◆ **WHAT YOU WILL DO**: Work out how many lines hold the string "指数点位". Give that number and nothing more.

◆ **DATASET RECORDS**:
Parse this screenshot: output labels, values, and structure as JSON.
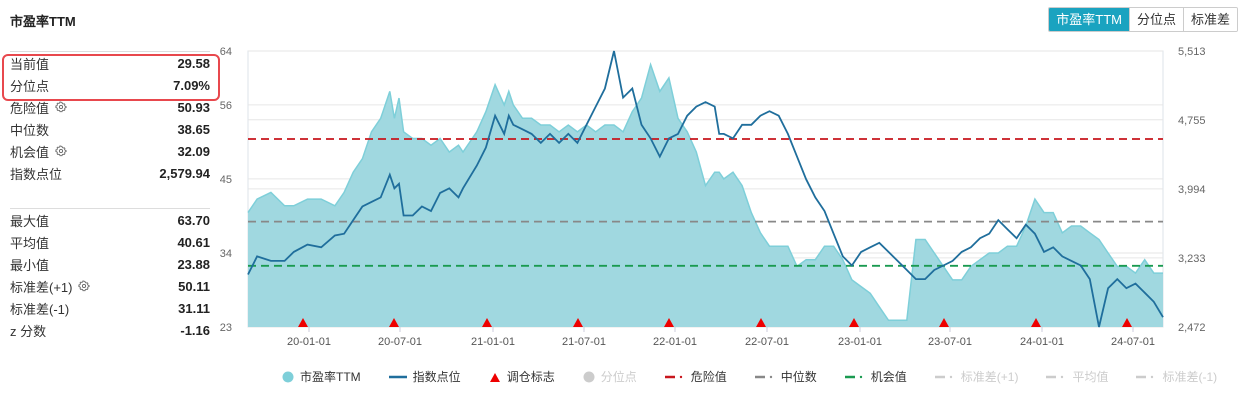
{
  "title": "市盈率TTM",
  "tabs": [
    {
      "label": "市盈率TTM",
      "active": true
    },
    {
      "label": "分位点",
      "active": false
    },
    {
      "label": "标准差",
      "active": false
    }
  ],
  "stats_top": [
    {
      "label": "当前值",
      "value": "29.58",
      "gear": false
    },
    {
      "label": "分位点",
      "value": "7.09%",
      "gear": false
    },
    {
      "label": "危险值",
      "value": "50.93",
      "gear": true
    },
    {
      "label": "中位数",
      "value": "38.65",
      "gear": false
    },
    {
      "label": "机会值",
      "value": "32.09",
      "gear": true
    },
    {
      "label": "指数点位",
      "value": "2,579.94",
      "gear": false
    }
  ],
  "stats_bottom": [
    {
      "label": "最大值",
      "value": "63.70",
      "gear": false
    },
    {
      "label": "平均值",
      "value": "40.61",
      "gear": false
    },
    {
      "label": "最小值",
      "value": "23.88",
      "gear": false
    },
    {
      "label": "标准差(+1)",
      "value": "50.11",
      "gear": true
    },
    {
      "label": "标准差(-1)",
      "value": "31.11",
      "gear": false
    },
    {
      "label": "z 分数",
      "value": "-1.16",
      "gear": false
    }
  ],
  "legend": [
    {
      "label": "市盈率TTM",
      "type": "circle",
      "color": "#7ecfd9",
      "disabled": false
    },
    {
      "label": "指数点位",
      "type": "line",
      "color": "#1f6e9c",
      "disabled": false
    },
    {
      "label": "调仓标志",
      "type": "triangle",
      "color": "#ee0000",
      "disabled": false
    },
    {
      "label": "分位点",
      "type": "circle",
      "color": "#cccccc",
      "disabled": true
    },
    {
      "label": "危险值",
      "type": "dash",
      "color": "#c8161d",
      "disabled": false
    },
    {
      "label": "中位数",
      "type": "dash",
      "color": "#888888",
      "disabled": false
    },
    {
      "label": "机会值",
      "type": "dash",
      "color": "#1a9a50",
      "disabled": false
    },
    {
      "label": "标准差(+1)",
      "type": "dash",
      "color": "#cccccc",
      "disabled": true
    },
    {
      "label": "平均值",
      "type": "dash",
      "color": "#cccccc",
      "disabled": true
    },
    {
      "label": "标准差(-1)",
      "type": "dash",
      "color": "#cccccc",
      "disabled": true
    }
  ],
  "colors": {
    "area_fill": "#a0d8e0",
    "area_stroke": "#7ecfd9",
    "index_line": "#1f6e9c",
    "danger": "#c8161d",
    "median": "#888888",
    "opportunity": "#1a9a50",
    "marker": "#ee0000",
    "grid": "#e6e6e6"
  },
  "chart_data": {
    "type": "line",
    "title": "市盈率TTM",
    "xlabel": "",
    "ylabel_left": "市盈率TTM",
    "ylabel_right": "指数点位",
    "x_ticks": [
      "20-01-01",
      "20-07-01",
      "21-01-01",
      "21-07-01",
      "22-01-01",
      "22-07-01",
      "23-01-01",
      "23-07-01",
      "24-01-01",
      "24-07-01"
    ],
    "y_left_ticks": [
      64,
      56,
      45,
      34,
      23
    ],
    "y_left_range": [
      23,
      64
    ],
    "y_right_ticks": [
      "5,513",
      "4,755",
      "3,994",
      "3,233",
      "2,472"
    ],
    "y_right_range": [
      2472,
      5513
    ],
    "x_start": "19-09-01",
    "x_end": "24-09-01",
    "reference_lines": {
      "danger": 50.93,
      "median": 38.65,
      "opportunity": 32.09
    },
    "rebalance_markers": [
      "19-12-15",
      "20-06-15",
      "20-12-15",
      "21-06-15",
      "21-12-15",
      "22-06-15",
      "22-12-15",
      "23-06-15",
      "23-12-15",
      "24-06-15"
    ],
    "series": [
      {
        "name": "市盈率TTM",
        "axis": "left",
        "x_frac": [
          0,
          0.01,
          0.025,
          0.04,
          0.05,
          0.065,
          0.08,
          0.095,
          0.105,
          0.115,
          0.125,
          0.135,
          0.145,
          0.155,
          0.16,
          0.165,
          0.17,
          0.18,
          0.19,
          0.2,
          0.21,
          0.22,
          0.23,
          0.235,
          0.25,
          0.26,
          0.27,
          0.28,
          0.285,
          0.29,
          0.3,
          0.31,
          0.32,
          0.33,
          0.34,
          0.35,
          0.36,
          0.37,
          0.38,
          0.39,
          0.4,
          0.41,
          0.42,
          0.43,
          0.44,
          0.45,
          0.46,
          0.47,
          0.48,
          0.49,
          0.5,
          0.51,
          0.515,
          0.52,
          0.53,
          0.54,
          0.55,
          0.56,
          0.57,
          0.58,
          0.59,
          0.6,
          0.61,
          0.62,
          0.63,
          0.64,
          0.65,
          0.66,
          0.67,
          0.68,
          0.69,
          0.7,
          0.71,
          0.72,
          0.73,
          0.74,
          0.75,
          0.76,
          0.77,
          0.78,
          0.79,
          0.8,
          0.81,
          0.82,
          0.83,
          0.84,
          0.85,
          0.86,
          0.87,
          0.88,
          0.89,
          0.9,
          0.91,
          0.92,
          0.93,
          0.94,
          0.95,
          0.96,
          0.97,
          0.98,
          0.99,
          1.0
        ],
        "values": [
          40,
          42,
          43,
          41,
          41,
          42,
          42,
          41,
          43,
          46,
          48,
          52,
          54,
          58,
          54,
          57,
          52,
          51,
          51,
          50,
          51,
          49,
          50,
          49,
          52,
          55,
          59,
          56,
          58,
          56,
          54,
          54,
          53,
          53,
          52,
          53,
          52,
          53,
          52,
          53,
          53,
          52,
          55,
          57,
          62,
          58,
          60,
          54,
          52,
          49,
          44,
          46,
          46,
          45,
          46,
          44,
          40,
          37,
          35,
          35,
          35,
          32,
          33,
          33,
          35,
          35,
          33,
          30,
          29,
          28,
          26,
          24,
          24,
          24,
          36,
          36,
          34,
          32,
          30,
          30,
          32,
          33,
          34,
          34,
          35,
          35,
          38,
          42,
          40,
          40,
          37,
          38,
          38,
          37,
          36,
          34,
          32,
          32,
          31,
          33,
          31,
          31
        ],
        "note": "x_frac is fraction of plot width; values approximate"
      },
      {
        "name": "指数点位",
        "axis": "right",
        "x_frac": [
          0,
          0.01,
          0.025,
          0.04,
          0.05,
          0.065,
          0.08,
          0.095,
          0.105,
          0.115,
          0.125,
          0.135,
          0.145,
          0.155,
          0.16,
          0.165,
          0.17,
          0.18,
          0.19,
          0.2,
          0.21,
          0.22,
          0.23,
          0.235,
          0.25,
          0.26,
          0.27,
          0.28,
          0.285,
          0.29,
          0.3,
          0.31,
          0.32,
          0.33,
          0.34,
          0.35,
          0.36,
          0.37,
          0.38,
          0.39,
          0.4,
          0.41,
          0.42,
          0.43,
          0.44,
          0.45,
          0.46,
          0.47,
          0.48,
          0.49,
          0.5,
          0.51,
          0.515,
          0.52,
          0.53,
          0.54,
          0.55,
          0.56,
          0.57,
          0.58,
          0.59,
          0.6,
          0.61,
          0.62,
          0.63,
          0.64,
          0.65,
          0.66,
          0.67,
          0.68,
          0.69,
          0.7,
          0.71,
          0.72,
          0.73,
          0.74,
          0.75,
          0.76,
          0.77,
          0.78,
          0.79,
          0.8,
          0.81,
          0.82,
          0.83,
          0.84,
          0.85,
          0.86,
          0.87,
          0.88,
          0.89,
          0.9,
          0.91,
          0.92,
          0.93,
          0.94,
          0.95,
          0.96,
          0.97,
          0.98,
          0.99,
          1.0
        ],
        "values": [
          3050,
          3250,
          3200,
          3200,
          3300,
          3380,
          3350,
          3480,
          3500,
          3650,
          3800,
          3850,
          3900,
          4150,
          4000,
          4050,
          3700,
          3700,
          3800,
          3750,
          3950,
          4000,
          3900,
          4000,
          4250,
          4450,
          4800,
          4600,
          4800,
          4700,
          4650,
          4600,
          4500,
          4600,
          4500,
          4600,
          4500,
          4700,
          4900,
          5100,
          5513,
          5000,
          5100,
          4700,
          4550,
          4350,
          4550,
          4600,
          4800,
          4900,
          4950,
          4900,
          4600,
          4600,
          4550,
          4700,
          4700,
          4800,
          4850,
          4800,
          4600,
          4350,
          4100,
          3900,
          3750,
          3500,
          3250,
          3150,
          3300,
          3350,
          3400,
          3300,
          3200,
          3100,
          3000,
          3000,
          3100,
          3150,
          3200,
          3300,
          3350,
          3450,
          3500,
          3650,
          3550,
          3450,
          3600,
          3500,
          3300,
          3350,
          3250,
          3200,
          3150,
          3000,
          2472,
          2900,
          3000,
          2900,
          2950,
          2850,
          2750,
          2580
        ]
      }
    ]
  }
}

◆ **ANSWER TO THE TASK**: 4